# [What is being asked]
For this exercise, copy out each line of the material below that includes "KEPEGAWAIAN".

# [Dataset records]
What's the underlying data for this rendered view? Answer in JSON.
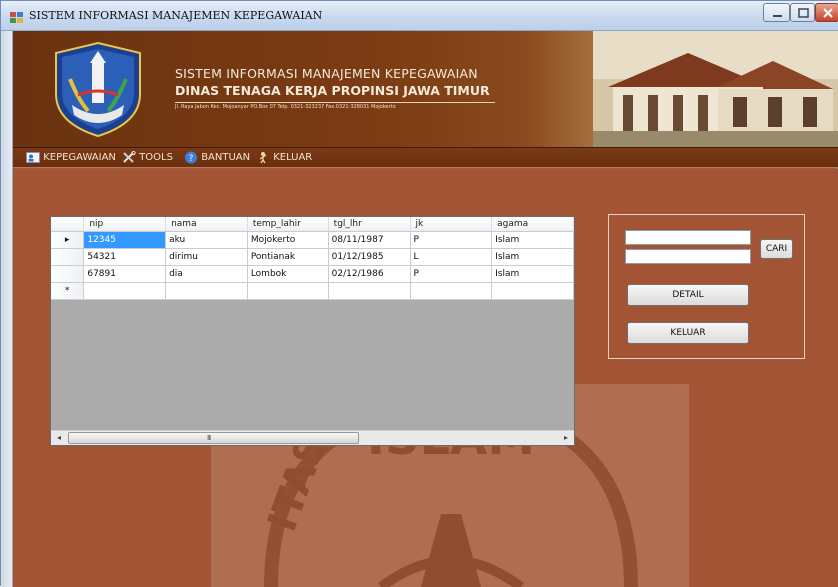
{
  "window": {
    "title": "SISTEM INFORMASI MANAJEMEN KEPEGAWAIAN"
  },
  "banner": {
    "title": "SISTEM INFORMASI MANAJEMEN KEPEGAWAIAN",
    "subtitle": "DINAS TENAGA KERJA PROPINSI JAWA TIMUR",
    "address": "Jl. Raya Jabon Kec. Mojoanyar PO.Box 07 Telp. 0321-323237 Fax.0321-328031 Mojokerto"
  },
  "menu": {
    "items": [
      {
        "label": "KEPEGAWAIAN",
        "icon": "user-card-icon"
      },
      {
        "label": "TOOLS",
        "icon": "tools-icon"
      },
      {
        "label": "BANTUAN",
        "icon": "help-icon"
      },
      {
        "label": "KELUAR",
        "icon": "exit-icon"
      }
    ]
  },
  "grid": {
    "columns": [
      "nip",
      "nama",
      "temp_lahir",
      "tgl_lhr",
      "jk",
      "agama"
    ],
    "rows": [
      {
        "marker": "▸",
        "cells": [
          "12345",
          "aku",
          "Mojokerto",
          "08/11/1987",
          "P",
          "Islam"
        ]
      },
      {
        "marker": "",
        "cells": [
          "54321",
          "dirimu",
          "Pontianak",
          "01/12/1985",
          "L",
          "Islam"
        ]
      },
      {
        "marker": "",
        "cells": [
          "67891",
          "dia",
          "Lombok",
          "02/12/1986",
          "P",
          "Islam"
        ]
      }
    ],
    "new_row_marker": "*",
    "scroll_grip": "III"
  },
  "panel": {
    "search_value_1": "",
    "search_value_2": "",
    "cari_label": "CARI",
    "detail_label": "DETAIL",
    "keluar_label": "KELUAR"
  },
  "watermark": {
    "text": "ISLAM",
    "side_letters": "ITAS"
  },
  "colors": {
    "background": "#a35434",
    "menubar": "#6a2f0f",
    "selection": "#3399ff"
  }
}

# [Result of this exercise]
    "title": "SISTEM INFORMASI MANAJEMEN KEPEGAWAIAN"
    "title": "SISTEM INFORMASI MANAJEMEN KEPEGAWAIAN",
        "label": "KEPEGAWAIAN",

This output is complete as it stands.